#### Input data ####
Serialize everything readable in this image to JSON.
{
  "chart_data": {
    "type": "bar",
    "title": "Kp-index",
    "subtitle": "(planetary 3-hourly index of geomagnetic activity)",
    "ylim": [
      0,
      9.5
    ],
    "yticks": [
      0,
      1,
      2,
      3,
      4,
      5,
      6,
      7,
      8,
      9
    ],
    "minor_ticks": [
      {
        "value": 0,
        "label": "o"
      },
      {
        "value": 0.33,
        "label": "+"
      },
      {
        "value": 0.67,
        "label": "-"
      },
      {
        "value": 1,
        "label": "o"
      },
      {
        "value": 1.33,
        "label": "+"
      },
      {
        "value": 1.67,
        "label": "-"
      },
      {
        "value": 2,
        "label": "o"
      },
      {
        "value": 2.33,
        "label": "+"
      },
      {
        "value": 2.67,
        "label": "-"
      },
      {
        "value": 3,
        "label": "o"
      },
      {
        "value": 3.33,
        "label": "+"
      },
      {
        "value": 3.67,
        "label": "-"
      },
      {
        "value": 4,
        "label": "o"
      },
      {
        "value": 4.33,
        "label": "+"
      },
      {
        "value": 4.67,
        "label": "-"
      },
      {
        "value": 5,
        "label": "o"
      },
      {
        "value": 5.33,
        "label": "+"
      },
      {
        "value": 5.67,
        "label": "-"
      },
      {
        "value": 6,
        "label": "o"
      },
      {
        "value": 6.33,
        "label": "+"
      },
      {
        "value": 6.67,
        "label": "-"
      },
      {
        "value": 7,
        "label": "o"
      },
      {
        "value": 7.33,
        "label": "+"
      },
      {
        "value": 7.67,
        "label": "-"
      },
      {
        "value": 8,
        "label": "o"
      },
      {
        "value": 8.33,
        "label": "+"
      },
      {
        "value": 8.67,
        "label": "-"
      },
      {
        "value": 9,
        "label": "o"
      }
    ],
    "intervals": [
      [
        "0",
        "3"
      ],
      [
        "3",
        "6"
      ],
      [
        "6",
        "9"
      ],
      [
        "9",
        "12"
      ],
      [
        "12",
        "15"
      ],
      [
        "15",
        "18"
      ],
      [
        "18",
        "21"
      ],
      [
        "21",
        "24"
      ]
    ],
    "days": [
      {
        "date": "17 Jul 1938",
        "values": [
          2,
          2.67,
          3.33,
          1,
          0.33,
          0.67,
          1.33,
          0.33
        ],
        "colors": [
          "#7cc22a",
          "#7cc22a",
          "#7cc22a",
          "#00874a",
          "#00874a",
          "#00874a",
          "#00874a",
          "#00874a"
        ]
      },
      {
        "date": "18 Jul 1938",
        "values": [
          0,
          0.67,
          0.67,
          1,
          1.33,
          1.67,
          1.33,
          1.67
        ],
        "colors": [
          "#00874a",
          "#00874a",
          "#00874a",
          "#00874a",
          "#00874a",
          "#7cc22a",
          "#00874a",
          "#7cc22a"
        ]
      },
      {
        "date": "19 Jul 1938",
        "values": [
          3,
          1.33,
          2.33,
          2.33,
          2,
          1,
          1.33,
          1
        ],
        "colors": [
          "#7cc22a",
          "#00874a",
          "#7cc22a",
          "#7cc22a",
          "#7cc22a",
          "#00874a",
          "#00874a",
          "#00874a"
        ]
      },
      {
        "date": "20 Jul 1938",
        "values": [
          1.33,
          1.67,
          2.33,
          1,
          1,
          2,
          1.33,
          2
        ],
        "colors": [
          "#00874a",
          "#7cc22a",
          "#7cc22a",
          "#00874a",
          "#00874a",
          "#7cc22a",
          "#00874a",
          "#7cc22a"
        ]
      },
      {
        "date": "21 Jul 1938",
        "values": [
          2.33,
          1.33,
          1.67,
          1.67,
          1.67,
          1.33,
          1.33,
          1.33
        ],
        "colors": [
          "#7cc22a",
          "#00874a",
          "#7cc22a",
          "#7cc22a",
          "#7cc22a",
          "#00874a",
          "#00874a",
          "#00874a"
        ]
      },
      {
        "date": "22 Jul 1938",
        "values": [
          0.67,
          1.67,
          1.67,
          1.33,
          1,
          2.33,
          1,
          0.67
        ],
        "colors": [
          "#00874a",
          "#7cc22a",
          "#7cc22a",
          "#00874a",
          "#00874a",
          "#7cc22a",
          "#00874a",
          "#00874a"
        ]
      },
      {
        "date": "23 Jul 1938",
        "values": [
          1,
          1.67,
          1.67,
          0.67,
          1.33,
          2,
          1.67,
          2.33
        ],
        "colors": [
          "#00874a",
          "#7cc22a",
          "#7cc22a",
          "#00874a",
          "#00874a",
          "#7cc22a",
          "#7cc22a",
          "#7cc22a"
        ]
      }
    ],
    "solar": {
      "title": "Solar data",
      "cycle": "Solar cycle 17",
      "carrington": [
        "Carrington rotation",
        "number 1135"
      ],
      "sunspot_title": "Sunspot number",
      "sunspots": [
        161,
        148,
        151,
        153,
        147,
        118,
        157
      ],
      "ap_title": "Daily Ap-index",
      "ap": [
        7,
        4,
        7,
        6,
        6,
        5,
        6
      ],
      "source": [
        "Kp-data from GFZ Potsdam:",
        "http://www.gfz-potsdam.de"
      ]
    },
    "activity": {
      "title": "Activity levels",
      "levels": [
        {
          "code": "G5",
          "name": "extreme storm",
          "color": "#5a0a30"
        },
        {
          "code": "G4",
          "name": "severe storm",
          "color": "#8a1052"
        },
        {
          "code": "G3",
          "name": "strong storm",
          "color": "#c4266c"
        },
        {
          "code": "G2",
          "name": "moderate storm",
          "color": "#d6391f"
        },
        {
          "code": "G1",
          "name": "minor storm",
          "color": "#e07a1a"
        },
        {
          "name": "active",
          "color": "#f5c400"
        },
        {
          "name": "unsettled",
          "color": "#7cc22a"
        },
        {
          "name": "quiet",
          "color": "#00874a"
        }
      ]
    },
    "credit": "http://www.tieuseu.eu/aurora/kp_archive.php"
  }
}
####
Extract the complete set of records unchanged.

Reply to the task
Serialize everything readable in this image to JSON.
{
  "chart_data": {
    "type": "bar",
    "title": "Kp-index",
    "subtitle": "(planetary 3-hourly index of geomagnetic activity)",
    "ylim": [
      0,
      9.5
    ],
    "yticks": [
      0,
      1,
      2,
      3,
      4,
      5,
      6,
      7,
      8,
      9
    ],
    "minor_ticks": [
      {
        "value": 0,
        "label": "o"
      },
      {
        "value": 0.33,
        "label": "+"
      },
      {
        "value": 0.67,
        "label": "-"
      },
      {
        "value": 1,
        "label": "o"
      },
      {
        "value": 1.33,
        "label": "+"
      },
      {
        "value": 1.67,
        "label": "-"
      },
      {
        "value": 2,
        "label": "o"
      },
      {
        "value": 2.33,
        "label": "+"
      },
      {
        "value": 2.67,
        "label": "-"
      },
      {
        "value": 3,
        "label": "o"
      },
      {
        "value": 3.33,
        "label": "+"
      },
      {
        "value": 3.67,
        "label": "-"
      },
      {
        "value": 4,
        "label": "o"
      },
      {
        "value": 4.33,
        "label": "+"
      },
      {
        "value": 4.67,
        "label": "-"
      },
      {
        "value": 5,
        "label": "o"
      },
      {
        "value": 5.33,
        "label": "+"
      },
      {
        "value": 5.67,
        "label": "-"
      },
      {
        "value": 6,
        "label": "o"
      },
      {
        "value": 6.33,
        "label": "+"
      },
      {
        "value": 6.67,
        "label": "-"
      },
      {
        "value": 7,
        "label": "o"
      },
      {
        "value": 7.33,
        "label": "+"
      },
      {
        "value": 7.67,
        "label": "-"
      },
      {
        "value": 8,
        "label": "o"
      },
      {
        "value": 8.33,
        "label": "+"
      },
      {
        "value": 8.67,
        "label": "-"
      },
      {
        "value": 9,
        "label": "o"
      }
    ],
    "intervals": [
      [
        "0",
        "3"
      ],
      [
        "3",
        "6"
      ],
      [
        "6",
        "9"
      ],
      [
        "9",
        "12"
      ],
      [
        "12",
        "15"
      ],
      [
        "15",
        "18"
      ],
      [
        "18",
        "21"
      ],
      [
        "21",
        "24"
      ]
    ],
    "days": [
      {
        "date": "17 Jul 1938",
        "values": [
          2,
          2.67,
          3.33,
          1,
          0.33,
          0.67,
          1.33,
          0.33
        ],
        "colors": [
          "#7cc22a",
          "#7cc22a",
          "#7cc22a",
          "#00874a",
          "#00874a",
          "#00874a",
          "#00874a",
          "#00874a"
        ]
      },
      {
        "date": "18 Jul 1938",
        "values": [
          0,
          0.67,
          0.67,
          1,
          1.33,
          1.67,
          1.33,
          1.67
        ],
        "colors": [
          "#00874a",
          "#00874a",
          "#00874a",
          "#00874a",
          "#00874a",
          "#7cc22a",
          "#00874a",
          "#7cc22a"
        ]
      },
      {
        "date": "19 Jul 1938",
        "values": [
          3,
          1.33,
          2.33,
          2.33,
          2,
          1,
          1.33,
          1
        ],
        "colors": [
          "#7cc22a",
          "#00874a",
          "#7cc22a",
          "#7cc22a",
          "#7cc22a",
          "#00874a",
          "#00874a",
          "#00874a"
        ]
      },
      {
        "date": "20 Jul 1938",
        "values": [
          1.33,
          1.67,
          2.33,
          1,
          1,
          2,
          1.33,
          2
        ],
        "colors": [
          "#00874a",
          "#7cc22a",
          "#7cc22a",
          "#00874a",
          "#00874a",
          "#7cc22a",
          "#00874a",
          "#7cc22a"
        ]
      },
      {
        "date": "21 Jul 1938",
        "values": [
          2.33,
          1.33,
          1.67,
          1.67,
          1.67,
          1.33,
          1.33,
          1.33
        ],
        "colors": [
          "#7cc22a",
          "#00874a",
          "#7cc22a",
          "#7cc22a",
          "#7cc22a",
          "#00874a",
          "#00874a",
          "#00874a"
        ]
      },
      {
        "date": "22 Jul 1938",
        "values": [
          0.67,
          1.67,
          1.67,
          1.33,
          1,
          2.33,
          1,
          0.67
        ],
        "colors": [
          "#00874a",
          "#7cc22a",
          "#7cc22a",
          "#00874a",
          "#00874a",
          "#7cc22a",
          "#00874a",
          "#00874a"
        ]
      },
      {
        "date": "23 Jul 1938",
        "values": [
          1,
          1.67,
          1.67,
          0.67,
          1.33,
          2,
          1.67,
          2.33
        ],
        "colors": [
          "#00874a",
          "#7cc22a",
          "#7cc22a",
          "#00874a",
          "#00874a",
          "#7cc22a",
          "#7cc22a",
          "#7cc22a"
        ]
      }
    ],
    "solar": {
      "title": "Solar data",
      "cycle": "Solar cycle 17",
      "carrington": [
        "Carrington rotation",
        "number 1135"
      ],
      "sunspot_title": "Sunspot number",
      "sunspots": [
        161,
        148,
        151,
        153,
        147,
        118,
        157
      ],
      "ap_title": "Daily Ap-index",
      "ap": [
        7,
        4,
        7,
        6,
        6,
        5,
        6
      ],
      "source": [
        "Kp-data from GFZ Potsdam:",
        "http://www.gfz-potsdam.de"
      ]
    },
    "activity": {
      "title": "Activity levels",
      "levels": [
        {
          "code": "G5",
          "name": "extreme storm",
          "color": "#5a0a30"
        },
        {
          "code": "G4",
          "name": "severe storm",
          "color": "#8a1052"
        },
        {
          "code": "G3",
          "name": "strong storm",
          "color": "#c4266c"
        },
        {
          "code": "G2",
          "name": "moderate storm",
          "color": "#d6391f"
        },
        {
          "code": "G1",
          "name": "minor storm",
          "color": "#e07a1a"
        },
        {
          "name": "active",
          "color": "#f5c400"
        },
        {
          "name": "unsettled",
          "color": "#7cc22a"
        },
        {
          "name": "quiet",
          "color": "#00874a"
        }
      ]
    },
    "credit": "http://www.tieuseu.eu/aurora/kp_archive.php"
  }
}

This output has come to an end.